Task brief
Extract all lines containing "document".

-- Start of Material --

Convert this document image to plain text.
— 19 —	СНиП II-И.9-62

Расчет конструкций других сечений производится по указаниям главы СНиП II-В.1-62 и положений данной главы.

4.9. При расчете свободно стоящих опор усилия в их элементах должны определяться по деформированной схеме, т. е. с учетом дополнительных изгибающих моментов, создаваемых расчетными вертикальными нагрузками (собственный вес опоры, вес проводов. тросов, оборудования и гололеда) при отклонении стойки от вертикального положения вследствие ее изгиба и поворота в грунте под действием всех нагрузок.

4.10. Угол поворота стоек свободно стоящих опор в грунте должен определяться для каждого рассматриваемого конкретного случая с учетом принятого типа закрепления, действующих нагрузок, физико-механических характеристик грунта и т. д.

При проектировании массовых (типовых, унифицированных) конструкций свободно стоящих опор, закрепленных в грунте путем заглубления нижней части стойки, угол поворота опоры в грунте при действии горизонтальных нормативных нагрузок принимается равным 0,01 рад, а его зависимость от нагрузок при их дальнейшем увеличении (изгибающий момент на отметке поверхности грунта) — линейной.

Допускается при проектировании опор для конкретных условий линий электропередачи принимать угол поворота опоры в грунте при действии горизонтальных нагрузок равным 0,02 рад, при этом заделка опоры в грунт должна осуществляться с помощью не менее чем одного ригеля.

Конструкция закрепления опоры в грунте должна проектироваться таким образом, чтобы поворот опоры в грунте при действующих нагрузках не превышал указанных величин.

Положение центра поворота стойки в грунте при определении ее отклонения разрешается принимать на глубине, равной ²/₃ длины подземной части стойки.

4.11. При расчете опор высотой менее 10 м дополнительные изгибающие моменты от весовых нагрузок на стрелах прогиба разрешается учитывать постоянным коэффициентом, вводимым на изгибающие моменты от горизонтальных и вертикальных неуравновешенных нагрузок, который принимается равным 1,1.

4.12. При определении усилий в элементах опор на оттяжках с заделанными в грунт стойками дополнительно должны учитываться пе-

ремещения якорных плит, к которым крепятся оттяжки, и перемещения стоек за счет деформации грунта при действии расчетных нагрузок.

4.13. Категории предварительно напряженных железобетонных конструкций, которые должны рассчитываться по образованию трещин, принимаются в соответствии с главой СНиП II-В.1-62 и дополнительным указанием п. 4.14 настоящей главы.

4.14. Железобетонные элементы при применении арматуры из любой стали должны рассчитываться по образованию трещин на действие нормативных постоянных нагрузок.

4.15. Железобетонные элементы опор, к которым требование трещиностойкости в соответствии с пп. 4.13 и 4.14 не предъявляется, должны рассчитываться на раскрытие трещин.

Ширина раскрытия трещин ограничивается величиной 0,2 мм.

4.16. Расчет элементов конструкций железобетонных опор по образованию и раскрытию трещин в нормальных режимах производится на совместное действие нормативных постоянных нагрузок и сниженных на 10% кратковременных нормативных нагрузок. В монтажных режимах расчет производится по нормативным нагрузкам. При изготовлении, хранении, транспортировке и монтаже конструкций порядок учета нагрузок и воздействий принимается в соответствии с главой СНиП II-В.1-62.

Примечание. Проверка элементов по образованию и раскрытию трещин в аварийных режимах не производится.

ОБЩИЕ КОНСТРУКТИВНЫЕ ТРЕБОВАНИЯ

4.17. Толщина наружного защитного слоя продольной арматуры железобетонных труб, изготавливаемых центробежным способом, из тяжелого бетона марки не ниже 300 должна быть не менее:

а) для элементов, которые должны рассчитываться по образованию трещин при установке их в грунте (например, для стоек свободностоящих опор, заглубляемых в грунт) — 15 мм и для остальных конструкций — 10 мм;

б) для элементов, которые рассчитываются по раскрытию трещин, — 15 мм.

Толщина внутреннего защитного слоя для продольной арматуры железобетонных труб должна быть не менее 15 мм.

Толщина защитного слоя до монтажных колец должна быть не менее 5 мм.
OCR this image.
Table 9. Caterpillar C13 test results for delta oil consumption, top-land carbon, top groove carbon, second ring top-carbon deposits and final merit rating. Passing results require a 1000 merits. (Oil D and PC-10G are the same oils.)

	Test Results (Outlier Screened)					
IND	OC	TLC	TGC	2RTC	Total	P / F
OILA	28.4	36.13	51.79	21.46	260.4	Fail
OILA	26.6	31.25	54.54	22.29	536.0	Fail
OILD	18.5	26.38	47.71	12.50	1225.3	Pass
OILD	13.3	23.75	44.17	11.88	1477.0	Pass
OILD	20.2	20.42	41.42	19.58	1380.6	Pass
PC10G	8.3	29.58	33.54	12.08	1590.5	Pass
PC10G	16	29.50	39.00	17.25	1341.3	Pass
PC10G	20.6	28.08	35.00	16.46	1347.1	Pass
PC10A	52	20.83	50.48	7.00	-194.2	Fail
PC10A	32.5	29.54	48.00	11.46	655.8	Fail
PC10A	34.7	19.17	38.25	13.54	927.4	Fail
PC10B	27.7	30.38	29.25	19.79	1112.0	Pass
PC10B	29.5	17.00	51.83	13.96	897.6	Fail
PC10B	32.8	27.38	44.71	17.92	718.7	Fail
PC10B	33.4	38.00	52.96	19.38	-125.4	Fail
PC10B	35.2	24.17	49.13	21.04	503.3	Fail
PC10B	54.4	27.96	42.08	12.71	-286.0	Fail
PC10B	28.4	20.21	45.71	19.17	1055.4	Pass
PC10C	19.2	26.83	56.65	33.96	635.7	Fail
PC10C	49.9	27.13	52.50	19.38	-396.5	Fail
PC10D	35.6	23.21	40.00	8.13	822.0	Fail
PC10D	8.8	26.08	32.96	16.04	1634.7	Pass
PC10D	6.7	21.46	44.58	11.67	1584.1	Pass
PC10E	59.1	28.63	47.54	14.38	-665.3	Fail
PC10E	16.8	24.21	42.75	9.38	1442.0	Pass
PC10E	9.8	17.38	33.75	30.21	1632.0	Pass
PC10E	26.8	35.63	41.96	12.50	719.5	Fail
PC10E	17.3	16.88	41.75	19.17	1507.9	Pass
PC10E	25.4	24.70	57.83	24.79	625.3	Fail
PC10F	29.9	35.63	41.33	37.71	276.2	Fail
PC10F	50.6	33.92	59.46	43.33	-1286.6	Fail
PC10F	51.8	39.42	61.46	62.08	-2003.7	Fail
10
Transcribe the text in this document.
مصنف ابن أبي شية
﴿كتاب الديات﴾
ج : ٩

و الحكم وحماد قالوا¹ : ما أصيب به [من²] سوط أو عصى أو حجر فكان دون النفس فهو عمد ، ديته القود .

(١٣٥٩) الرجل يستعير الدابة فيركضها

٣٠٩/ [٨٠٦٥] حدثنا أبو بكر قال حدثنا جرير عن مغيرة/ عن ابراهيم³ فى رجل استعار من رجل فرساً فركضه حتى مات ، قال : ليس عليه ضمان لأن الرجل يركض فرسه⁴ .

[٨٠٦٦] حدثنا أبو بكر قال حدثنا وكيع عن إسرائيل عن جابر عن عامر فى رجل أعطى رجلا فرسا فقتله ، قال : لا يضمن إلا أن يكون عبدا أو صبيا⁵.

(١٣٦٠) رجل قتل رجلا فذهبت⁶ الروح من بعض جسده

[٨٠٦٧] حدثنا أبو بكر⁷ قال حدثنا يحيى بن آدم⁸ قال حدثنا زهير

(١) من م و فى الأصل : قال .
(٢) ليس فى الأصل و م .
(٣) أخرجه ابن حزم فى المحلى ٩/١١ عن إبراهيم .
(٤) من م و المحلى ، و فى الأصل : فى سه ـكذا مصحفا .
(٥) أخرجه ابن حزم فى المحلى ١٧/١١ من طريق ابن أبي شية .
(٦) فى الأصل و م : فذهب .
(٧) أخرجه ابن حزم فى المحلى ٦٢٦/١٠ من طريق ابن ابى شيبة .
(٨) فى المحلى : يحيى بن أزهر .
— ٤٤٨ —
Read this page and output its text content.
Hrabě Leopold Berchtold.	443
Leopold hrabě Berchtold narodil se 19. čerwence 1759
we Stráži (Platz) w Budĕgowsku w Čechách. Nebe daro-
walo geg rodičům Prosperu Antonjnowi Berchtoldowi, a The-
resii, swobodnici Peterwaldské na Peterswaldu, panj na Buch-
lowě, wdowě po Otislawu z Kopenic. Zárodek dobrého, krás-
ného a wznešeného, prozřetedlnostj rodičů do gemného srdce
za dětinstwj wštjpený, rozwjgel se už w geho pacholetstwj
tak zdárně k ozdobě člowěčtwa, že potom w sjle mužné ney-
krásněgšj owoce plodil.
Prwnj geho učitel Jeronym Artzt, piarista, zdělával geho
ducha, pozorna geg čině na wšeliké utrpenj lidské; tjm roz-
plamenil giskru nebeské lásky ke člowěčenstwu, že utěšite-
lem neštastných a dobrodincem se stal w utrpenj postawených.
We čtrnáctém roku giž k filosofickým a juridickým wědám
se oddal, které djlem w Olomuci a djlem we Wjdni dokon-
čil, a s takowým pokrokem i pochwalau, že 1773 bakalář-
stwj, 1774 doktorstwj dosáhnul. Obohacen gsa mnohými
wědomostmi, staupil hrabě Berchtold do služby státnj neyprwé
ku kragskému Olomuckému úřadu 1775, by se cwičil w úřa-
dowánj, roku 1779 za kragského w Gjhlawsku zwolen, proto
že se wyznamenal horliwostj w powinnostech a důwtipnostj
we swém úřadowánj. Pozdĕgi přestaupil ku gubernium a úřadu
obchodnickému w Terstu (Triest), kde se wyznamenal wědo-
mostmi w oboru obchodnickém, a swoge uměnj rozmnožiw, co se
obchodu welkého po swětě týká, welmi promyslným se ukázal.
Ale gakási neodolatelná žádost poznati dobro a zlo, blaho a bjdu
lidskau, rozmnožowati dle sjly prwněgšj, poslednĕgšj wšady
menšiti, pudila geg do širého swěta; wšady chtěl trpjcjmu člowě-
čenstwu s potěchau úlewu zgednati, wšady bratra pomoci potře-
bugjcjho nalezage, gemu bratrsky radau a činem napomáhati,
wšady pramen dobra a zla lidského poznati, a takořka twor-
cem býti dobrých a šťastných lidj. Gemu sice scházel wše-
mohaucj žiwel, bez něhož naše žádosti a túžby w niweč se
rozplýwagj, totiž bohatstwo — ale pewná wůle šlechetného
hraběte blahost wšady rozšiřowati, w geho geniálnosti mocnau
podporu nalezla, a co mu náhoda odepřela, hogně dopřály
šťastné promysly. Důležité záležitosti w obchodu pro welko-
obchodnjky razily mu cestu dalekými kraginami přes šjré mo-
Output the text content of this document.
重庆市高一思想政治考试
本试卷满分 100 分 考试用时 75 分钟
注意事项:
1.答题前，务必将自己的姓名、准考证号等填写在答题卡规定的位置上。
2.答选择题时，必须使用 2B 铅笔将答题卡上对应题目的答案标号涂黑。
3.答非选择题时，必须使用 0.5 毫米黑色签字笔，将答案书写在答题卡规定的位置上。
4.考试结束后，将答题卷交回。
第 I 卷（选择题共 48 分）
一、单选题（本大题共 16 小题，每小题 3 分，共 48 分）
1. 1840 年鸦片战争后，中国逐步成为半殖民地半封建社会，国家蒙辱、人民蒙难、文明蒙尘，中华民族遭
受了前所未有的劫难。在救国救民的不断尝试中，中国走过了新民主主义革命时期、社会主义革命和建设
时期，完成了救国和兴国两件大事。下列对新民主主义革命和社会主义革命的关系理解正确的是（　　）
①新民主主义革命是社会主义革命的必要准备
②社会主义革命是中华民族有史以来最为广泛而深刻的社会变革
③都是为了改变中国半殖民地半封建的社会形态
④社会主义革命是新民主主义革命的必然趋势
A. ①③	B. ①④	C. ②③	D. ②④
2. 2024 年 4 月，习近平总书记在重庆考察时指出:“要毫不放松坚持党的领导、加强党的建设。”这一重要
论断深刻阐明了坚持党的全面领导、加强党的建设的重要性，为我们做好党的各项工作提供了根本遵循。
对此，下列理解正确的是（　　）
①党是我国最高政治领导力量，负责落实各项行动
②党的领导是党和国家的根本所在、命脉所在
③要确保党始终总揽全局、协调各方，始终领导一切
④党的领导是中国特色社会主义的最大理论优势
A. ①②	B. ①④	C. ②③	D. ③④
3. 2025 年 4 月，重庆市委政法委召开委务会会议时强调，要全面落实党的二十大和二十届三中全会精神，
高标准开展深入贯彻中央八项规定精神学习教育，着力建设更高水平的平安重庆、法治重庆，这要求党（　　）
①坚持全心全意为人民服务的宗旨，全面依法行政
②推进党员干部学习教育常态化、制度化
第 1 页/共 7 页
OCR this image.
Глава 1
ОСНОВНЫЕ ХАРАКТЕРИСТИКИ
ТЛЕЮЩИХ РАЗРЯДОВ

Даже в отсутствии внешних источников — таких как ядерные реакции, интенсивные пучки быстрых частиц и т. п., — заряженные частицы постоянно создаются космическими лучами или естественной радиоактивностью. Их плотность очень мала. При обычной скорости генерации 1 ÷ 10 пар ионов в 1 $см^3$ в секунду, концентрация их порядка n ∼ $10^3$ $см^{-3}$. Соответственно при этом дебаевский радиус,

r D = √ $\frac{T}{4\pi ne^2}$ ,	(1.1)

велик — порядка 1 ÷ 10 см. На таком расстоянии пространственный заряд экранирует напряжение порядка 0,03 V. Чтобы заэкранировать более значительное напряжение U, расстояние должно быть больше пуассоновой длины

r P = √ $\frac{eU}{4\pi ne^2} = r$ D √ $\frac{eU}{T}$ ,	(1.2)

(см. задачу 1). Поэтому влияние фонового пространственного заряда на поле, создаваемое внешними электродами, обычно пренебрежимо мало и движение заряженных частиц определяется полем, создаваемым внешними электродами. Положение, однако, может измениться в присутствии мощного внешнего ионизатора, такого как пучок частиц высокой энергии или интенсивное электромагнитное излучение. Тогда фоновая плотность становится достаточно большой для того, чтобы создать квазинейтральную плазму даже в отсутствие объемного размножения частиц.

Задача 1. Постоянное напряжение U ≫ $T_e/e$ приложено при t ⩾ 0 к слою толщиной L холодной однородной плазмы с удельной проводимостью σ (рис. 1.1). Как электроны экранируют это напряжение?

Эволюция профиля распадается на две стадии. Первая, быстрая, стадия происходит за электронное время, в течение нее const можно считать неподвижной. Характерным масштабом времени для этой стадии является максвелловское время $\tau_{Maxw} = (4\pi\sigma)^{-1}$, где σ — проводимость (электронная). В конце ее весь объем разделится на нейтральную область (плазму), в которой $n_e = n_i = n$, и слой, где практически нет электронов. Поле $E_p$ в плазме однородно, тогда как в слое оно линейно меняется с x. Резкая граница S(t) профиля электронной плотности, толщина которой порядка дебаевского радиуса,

-- End of Material --

Solved problem
Convert this document image to plain text.
Transcribe the text in this document.
Output the text content of this document.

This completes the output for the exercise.